*What you will do*
Find how many lines in the material contain "phone"; your answer should be that number alone.

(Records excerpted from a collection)
'''
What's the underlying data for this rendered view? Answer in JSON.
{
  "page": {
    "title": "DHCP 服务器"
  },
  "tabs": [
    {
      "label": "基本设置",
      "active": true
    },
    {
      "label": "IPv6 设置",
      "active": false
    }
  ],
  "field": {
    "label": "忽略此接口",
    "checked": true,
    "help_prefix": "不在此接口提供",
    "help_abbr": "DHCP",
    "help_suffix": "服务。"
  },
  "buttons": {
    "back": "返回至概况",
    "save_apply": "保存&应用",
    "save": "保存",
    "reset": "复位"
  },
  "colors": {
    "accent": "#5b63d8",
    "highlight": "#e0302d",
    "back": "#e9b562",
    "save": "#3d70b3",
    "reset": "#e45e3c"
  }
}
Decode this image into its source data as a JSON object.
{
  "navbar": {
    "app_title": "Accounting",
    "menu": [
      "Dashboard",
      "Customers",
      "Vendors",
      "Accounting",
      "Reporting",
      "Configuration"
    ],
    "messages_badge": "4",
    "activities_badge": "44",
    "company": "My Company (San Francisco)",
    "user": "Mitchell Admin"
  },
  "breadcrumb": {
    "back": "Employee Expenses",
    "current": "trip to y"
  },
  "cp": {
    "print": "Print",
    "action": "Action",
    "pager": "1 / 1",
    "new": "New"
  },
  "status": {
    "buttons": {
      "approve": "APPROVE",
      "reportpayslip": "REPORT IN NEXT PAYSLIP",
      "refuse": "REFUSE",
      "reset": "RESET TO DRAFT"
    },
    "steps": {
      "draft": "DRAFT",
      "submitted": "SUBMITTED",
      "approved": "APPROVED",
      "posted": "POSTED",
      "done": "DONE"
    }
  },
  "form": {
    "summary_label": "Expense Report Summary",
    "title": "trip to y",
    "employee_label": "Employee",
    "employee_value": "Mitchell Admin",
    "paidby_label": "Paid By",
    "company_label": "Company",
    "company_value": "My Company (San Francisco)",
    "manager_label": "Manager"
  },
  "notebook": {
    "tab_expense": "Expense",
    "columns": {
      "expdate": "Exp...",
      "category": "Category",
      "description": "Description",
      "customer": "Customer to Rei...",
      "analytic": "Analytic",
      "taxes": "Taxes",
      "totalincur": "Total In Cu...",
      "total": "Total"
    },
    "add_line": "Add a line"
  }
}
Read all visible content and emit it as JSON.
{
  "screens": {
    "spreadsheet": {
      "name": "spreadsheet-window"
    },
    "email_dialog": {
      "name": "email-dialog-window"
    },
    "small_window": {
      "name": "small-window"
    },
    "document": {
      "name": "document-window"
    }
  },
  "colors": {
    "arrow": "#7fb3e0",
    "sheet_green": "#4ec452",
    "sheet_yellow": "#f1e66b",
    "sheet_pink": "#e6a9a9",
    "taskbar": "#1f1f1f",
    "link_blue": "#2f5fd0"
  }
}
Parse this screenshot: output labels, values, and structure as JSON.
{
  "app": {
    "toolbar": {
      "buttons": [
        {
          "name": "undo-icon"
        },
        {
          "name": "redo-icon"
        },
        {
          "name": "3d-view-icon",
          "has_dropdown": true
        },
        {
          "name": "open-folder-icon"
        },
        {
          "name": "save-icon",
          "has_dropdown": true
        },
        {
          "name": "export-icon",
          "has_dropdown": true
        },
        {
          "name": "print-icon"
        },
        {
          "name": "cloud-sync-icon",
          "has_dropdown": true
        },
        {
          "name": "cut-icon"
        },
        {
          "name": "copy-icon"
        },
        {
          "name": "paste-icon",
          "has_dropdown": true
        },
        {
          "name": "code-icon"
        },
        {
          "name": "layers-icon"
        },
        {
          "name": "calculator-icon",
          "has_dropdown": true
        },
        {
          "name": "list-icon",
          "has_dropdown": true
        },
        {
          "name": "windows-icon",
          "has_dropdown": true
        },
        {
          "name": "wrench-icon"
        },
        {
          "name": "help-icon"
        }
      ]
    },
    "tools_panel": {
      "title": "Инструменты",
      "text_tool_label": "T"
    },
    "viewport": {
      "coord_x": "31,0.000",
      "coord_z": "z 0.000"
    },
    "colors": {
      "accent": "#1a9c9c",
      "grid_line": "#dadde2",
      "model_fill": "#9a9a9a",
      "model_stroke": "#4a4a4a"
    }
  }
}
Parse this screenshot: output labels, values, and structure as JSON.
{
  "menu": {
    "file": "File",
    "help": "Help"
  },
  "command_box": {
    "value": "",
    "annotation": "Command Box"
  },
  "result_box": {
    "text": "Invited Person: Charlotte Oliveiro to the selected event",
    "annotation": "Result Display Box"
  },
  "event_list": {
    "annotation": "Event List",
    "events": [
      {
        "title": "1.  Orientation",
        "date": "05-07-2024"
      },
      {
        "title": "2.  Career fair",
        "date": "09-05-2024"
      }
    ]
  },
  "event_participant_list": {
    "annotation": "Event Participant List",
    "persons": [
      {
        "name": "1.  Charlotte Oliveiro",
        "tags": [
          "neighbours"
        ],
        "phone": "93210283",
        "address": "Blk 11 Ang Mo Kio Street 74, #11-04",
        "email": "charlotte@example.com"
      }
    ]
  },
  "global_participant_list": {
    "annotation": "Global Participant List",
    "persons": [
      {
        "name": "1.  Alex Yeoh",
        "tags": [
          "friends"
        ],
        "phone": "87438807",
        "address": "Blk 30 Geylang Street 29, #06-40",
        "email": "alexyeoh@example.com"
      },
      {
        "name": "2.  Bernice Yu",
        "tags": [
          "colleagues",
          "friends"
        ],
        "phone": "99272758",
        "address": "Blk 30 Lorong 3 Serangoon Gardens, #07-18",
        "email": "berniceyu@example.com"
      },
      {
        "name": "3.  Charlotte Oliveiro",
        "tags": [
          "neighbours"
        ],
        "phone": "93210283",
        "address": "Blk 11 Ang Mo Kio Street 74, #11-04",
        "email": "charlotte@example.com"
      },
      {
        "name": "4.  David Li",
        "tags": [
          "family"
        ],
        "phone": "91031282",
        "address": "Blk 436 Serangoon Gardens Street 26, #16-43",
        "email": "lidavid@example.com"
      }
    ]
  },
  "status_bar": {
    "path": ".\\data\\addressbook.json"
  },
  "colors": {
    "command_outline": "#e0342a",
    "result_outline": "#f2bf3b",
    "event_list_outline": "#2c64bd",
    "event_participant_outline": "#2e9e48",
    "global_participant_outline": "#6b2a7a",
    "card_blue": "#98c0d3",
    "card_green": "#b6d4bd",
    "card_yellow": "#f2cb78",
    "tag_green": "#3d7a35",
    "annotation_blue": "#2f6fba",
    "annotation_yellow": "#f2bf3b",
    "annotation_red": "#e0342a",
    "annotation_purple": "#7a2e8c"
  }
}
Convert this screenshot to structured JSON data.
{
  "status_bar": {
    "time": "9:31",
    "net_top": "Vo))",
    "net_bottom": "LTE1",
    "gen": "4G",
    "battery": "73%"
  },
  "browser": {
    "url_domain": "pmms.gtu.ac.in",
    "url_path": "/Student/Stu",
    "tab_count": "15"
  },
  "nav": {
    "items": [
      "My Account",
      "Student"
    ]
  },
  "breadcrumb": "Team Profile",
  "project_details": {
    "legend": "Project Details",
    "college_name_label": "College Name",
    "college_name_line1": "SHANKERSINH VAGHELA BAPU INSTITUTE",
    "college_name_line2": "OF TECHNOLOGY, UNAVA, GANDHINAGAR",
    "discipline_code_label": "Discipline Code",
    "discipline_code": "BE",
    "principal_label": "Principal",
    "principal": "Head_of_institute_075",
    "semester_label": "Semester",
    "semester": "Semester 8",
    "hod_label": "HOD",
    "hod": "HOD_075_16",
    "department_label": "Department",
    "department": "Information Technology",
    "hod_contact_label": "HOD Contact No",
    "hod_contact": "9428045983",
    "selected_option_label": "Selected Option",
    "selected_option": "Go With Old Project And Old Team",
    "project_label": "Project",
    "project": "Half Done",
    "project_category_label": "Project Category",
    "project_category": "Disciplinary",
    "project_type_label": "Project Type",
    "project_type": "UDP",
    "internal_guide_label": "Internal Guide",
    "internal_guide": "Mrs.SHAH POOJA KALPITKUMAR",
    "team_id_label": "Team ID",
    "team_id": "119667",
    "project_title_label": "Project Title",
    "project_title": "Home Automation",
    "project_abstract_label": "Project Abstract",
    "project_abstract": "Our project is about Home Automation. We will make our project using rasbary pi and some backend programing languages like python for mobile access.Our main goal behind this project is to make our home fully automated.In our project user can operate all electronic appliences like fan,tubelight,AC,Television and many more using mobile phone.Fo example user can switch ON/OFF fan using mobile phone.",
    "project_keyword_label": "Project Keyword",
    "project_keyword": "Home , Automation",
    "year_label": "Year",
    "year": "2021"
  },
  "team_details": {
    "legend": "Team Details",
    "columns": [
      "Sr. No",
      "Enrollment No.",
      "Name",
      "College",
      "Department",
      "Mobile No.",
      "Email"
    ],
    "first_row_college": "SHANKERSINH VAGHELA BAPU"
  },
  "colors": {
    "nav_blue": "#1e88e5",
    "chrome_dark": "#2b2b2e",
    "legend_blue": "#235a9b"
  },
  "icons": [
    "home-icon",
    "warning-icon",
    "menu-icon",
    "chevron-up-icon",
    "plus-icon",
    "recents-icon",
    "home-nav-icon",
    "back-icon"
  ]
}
'''
*Task answer*
6